Распределив сюжет, связанный с «Вильгельмом Густлоффом», между тремя поколениями 1928, 1945 и 1984 годов рождения, Грасс рисует долгосрочную перспективу немецкой мемориальной истории с ее противоречиями между индивидуальными воспоминаниями и коллективной памятью. Сложная динамика припоминания и забвения обусловлена не только сменой поколений и технических средств, но и той или иной политической системой. Такие культурные практики, как похоронные ритуалы, коммеморации, установление памятников, наименование улиц, школ и кораблей, формируют политическую память с претензией на безграничную будущую перспективу. Но фактическая длительность политической памяти не превышает длительности самого режима, выдвигающего подобные претензии. Национал-социалистическое государство, чтобы увековечить память о Вильгельме Густлоффе, создало помпезный мемориал в Шверине, где он родился. Власти ГДР ликвидируют этот мемориал, который зарастает травой, а улицы, названные в честь Густлоффа, переименовываются. Грасс тонко иронизирует по поводу того парадоксального обстоятельства, что индивидуальная память оказывается более долговременной, нежели конъюнктура исторической политики сменяющихся государственных режимов.

О непосредственных личных воспоминаниях можно говорить в новелле Грасса только применительно к фигуре матери, пережившей катастрофу. Главная функция рассказчика-сына и ее внука состоит не в воспоминании – ведь они не были очевидцами события, – а в том, чтобы вести поиск документальных сведений, реконструировать трагедию, представлять воссозданную картину. Для них устные свидетельства матери или бабушки – лишь один источник среди многих других. Они, как и сам автор, тщательно изучают все доступные информационные материалы фикционального или исторического характера, включая различные книги, кинофильмы, архивные документы, письма и фотографии. Даже игровой фильм входит в состав накопительной культурной памяти (фильм «Ночь над Готенхафеном» вышел на западногерманские экраны в 1958 году и адресовался поколению непосредственных участников повествуемых событий). Грасс использует для новеллы удивительный художественный прием: там, где описывается гибель корабля, он переключается на соответствующие эпизоды кинофильма. Травма остается пробелом; она не может быть заполнена «прикрывающим воспоминанием», носителем которого служит художественный кинофильм, всего лишь маркирующий эту травму. Информация о данном событии хранилась в накопительной памяти культурных архивов, но это еще не обеспечило доступ самому событию в коллективную память немцев и не стало частью их исторического сознания. Своей новеллой, вызвавшей широкий общественный резонанс, Грасс, преодолев присущие социальной памяти ограничения и потери, ввел в культурную память определенный слой вытесненных воспоминаний, что обеспечило им доступность и возможность передачи из поколения в поколение.

Данные о положении элементов
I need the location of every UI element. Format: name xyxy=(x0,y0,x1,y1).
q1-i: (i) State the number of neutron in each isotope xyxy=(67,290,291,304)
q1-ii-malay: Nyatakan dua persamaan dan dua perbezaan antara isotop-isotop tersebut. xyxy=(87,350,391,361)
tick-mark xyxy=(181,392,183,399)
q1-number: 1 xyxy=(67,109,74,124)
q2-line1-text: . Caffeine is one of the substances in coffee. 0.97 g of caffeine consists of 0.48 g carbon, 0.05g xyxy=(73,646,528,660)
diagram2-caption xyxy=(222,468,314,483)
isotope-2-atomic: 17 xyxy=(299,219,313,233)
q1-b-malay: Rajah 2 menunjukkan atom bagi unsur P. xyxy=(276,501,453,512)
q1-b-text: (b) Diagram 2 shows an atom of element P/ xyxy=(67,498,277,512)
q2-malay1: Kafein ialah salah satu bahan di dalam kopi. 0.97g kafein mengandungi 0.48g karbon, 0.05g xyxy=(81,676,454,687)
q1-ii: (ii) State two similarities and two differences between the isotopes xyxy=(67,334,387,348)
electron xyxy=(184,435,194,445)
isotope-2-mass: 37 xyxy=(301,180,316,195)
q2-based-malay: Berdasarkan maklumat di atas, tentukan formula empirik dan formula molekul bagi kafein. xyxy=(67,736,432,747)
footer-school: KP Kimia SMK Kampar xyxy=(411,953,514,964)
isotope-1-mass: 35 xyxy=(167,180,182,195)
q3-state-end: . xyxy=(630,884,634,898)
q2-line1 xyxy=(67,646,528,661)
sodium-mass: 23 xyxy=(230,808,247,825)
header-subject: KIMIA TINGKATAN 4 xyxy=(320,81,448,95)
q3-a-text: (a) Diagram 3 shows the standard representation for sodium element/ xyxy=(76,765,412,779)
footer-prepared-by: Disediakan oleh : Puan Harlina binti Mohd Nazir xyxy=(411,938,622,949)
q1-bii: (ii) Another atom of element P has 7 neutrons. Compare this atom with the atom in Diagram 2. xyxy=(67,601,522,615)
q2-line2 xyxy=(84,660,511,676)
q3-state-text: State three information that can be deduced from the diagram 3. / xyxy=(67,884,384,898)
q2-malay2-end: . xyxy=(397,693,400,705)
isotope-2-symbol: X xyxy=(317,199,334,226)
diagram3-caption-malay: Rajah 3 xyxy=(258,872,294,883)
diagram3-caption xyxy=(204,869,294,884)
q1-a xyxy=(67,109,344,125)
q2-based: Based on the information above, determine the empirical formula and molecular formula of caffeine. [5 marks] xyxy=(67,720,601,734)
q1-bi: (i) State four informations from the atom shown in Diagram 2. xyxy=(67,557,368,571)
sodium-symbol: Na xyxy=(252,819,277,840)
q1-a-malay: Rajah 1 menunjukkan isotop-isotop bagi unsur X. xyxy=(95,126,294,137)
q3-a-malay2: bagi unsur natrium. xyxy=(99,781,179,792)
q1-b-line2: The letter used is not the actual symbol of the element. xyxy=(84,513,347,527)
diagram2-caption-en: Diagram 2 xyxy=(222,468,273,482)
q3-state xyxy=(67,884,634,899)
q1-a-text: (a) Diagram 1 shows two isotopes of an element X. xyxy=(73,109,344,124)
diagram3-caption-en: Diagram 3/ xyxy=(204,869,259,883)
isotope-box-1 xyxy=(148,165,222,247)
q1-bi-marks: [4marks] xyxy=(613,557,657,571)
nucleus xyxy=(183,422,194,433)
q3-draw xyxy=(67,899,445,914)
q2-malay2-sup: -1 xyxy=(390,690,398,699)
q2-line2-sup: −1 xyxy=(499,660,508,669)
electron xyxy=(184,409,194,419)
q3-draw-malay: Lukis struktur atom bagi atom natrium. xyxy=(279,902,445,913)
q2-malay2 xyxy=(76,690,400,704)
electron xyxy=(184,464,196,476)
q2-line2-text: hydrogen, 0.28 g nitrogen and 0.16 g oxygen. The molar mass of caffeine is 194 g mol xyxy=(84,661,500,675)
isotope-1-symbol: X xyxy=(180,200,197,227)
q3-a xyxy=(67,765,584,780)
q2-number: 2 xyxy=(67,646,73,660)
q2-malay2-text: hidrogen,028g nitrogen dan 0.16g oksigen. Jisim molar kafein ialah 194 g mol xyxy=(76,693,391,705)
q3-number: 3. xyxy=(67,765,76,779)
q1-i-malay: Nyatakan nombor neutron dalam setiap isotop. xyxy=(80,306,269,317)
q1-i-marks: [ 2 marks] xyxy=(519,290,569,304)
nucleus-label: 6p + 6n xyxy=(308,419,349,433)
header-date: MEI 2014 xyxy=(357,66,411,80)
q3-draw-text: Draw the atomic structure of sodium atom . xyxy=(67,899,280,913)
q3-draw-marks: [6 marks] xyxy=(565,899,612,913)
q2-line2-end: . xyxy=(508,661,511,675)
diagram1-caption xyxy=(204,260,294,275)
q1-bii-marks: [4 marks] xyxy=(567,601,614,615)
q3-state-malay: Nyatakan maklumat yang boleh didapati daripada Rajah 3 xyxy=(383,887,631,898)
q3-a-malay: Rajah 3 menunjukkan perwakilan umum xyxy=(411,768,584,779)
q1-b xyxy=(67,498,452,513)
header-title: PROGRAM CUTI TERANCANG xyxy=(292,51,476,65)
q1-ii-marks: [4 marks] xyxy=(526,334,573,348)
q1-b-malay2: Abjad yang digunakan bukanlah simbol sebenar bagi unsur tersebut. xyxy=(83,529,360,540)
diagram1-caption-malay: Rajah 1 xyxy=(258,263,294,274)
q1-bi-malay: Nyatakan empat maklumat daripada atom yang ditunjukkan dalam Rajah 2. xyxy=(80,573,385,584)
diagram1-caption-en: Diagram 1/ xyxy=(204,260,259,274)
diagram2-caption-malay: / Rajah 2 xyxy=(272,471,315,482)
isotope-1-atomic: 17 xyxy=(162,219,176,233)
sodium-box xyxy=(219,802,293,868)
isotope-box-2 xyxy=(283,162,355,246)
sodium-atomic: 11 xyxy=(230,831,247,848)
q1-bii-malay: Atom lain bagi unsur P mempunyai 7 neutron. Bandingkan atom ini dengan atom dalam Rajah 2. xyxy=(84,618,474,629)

ЧТО НУЖНО СДЕЛАТЬ -
1. Перечислите все виды информационных материалов, которые, согласно фрагменту текста, тщательно изучают герои новеллы вместе с автором.
2. Перепишите дословно записи с самого начала до строки, содержащей "q3-a-text: (a) Diagram", включая эту строку.

ОТВЕТЫ ПО ЗАДАНИЯМ -
1.
- книги
- кинофильмы
- архивные документы
- письма
- фотографии

2.
I need the location of every UI element. Format: name xyxy=(x0,y0,x1,y1).
q1-i: (i) State the number of neutron in each isotope xyxy=(67,290,291,304)
q1-ii-malay: Nyatakan dua persamaan dan dua perbezaan antara isotop-isotop tersebut. xyxy=(87,350,391,361)
tick-mark xyxy=(181,392,183,399)
q1-number: 1 xyxy=(67,109,74,124)
q2-line1-text: . Caffeine is one of the substances in coffee. 0.97 g of caffeine consists of 0.48 g carbon, 0.05g xyxy=(73,646,528,660)
diagram2-caption xyxy=(222,468,314,483)
isotope-2-atomic: 17 xyxy=(299,219,313,233)
q1-b-malay: Rajah 2 menunjukkan atom bagi unsur P. xyxy=(276,501,453,512)
q1-b-text: (b) Diagram 2 shows an atom of element P/ xyxy=(67,498,277,512)
q2-malay1: Kafein ialah salah satu bahan di dalam kopi. 0.97g kafein mengandungi 0.48g karbon, 0.05g xyxy=(81,676,454,687)
q1-ii: (ii) State two similarities and two differences between the isotopes xyxy=(67,334,387,348)
electron xyxy=(184,435,194,445)
isotope-2-mass: 37 xyxy=(301,180,316,195)
q2-based-malay: Berdasarkan maklumat di atas, tentukan formula empirik dan formula molekul bagi kafein. xyxy=(67,736,432,747)
footer-school: KP Kimia SMK Kampar xyxy=(411,953,514,964)
isotope-1-mass: 35 xyxy=(167,180,182,195)
q3-state-end: . xyxy=(630,884,634,898)
q2-line1 xyxy=(67,646,528,661)
sodium-mass: 23 xyxy=(230,808,247,825)
header-subject: KIMIA TINGKATAN 4 xyxy=(320,81,448,95)
q3-a-text: (a) Diagram 3 shows the standard representation for sodium element/ xyxy=(76,765,412,779)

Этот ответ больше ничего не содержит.